#### Texte à lire
Si ce livre, vanté, aimé par des amis, avec une telle chaleur que je me suis laissée étreindre, c’est dans un grand froid, pourtant, qu’il me désempare. Sécheresse d’une écriture à laquelle je ne peux vraiment rien reprocher, voix d’une encore presque enfant, d’une enfant de la glace, territoire glacé où les émotions n’ont pas leur place. Il faut survivre, lutter et sans cesse aller au plus urgent, au plus vital, s’allier en communautés pour chasser, construire, se mouvoir au gré des saisons, au gré des migrations, cherchant là le gibier de terre, ici la proie des mers. Inimaginable monde bleuté où naissent parfois, comme une erreur, des brassées de fleurs. Et quand la nuit rouge, rouge du sang de sa puberté, Uqsuralik se trouve des siens séparée, par une faille béante qui s’ouvre dans la banquise, c’est seule qu’elle va devoir affronter, la faim, le froid, l’extrême. Jeune fille si pragmatique qu’elle en devient rude et acide comme le vent dans les yeux, si magique qu’elle nous amène à rêver d’une autre vie.
C’est la troisième lune depuis que le soleil a disparu derrière la ligne d’horizon – et la première fois de ma vie que j’ai si mal au ventre. Me décoller du corps chaud de ma sœur et de mon frère, me dégager des peaux qui nous recouvrent, descendre de la plateforme de glace.
Sous le dôme, ma famille ressemble à une grosse bête roulée sur elle-même. D’ordinaire, je respire comme tous du même grognement de mon père, mais cette nuit une douleur me déchire et m’extraie. Enfiler un pantalon, des bottes, une veste – me glisser hors de la maison de neige.

Éléments du jeu de données

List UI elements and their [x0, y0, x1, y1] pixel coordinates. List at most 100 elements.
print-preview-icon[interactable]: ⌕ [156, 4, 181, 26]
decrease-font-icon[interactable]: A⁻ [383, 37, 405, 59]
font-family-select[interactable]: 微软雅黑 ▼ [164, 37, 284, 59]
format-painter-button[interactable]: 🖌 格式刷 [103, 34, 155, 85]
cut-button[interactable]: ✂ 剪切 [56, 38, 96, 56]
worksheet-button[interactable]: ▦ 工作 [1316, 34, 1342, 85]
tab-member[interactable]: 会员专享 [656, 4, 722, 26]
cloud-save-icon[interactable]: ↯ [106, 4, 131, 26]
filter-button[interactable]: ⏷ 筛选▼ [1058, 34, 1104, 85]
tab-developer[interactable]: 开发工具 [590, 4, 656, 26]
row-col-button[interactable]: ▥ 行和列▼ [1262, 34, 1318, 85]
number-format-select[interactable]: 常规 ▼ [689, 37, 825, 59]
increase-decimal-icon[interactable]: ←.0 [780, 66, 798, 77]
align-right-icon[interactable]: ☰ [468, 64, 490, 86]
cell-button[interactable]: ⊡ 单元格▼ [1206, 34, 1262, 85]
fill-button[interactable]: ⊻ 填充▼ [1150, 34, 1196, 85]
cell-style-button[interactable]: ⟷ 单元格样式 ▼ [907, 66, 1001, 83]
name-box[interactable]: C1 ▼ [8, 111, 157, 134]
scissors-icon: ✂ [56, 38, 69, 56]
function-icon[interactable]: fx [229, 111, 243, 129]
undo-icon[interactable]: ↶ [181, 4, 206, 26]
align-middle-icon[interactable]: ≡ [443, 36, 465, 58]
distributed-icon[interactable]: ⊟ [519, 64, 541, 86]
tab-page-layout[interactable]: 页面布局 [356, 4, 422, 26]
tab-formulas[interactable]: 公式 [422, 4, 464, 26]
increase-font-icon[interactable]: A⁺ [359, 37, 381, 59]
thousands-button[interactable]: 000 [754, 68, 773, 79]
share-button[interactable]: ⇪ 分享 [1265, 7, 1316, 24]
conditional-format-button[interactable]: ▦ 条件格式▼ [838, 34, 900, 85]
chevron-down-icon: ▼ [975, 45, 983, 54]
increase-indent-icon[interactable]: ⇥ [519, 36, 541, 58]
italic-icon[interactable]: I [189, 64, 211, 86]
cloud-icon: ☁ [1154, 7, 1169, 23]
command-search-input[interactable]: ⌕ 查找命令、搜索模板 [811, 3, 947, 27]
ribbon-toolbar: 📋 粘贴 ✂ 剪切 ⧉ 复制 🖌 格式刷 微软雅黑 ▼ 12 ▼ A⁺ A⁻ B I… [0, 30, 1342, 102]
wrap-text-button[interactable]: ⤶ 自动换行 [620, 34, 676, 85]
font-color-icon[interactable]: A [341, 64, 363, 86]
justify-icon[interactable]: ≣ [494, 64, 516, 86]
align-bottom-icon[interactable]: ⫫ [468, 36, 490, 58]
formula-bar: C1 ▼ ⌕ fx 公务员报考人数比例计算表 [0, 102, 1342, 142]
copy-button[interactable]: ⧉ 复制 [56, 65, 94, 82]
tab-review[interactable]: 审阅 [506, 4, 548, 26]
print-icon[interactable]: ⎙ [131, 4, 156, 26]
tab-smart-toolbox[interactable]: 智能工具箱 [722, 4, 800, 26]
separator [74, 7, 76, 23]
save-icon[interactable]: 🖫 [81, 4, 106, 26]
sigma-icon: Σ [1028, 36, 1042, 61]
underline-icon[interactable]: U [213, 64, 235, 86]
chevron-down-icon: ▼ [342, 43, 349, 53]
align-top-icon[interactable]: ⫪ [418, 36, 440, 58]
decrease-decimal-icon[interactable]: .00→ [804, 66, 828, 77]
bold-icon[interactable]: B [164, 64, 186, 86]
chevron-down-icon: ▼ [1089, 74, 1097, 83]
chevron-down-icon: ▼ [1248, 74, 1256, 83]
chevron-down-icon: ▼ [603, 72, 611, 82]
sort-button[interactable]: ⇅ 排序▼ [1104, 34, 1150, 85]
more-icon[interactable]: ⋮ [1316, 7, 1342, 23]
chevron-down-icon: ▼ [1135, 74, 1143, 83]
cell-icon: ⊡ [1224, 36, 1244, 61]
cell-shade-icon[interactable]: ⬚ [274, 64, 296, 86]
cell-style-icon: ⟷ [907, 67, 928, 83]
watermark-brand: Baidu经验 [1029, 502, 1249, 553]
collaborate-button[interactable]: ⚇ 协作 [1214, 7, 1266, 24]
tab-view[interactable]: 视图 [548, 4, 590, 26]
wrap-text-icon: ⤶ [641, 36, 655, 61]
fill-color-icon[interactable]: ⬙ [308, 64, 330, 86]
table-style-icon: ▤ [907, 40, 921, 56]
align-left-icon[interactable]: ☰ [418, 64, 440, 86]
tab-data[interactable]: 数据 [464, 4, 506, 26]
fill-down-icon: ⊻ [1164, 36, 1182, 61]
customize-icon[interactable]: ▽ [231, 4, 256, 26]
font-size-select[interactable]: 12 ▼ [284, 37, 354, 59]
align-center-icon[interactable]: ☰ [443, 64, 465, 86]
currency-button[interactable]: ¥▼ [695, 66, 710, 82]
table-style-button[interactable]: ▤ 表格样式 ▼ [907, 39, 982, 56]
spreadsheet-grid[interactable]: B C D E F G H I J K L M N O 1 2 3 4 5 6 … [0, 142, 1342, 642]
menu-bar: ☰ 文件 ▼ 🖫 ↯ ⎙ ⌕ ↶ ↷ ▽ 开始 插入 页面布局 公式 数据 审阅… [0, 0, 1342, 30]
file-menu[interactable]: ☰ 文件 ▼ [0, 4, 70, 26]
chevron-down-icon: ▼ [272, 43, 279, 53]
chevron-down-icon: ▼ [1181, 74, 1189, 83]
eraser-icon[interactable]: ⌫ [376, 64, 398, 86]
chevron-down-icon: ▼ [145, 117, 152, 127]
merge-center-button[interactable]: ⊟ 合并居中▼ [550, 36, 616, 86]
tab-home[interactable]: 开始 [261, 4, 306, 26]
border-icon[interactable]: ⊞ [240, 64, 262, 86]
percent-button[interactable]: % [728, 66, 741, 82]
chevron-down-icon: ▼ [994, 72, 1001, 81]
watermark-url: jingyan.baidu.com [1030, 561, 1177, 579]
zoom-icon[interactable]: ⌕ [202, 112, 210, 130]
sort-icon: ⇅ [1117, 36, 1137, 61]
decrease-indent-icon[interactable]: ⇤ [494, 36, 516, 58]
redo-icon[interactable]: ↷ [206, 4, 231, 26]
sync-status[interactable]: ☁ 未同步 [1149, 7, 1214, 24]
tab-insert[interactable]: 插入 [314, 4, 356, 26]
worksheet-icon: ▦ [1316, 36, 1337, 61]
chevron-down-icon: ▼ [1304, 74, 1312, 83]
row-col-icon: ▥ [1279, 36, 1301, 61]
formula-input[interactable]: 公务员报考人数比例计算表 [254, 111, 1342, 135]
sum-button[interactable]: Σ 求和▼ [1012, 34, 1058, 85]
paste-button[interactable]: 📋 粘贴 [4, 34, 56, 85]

#### Consigne 1
Résumez en deux phrases le texte sur Uqsuralik.
#### Consigne 2
Écrivez la suite du texte sur Uqsuralik à partir de sa dernière phrase.
Les enregistrements n'interviennent pas ici.

#### Réponse attendue 1
Le texte présente un livre à l'écriture sèche, porté par une voix presque enfantine, qui décrit un territoire glacé où il faut survivre et où Uqsuralik, séparée des siens par une faille dans la banquise la nuit de sa puberté, doit affronter seule la faim et le froid. Suit un extrait à la première personne : la troisième lune après la disparition du soleil, une violente douleur au ventre pousse à quitter la famille endormie pour sortir de la maison de neige.

#### Réponse attendue 2
L’air glacé entre dans mes poumons, descend le long de ma colonne vertébrale, vient apaiser la brûlure de mes entrailles. Au-dessus de moi, la nuit est claire comme une aurore. La lune brille comme deux couteaux de femme assemblés, tranchants sur les bords. Tout autour court un vaste troupeau d’étoiles.
La lumière faible et bleutée qui tombe du ciel révèle sous moi un liquide sombre et visqueux. J’approche mon nez de la neige : on dirait que mon ventre délivre du sang et des foies d’oiseaux. Qu’est-ce encore que cela ?
En cela, De pierre et d’os est un livre passionnant, lui qui nous entraîne à suivre sur les glaces les traces des traineaux, lui qui nous apprend qu’il y a des sociétés où les familles se font et se défont au gré du hasard, des rencontres, à la volonté des adoptions, où les générations forment un tout que chacun porte en lui et raconte l’histoire qui est la sienne, l’histoire des siens. Qu’il y a des communautés où les conflits se règlent en chantant, et où l’on s’excuse auprès des animaux dont la mort assure la vie. Qu’il y a d’autres mondes et d’autres règles, des gris-gris, des ailes de corbeaux comme protection, des dents d’ours en gage de bravoure. Des mondes inadaptés où c’est à l’homme de faire avec, quitte à sucer et ronger le cuir de ses chaussures pour calmer la faim, pallier la disette. Des mondes où la poésie est dans les étoiles si proches, où la folie existe mais se combat dans l’isolement, où les esprits guident les mains des soigneurs. Un monde dans le monde qui ne saura qu’enchanter les curieux, les férus d’une anthropologie aux accents littéraires.
Penchée sur la flaque, je n’ai pas entendu le grondement au loin. Lorsque je sens la vibration dans mes jambes, il est trop tard : la banquise est en train de se fendre à quelques pas de moi. L’igloo est de l’autre côté de la faille, ainsi que le traîneau et les chiens. Je pourrais crier, mais cela ne servirait à rien.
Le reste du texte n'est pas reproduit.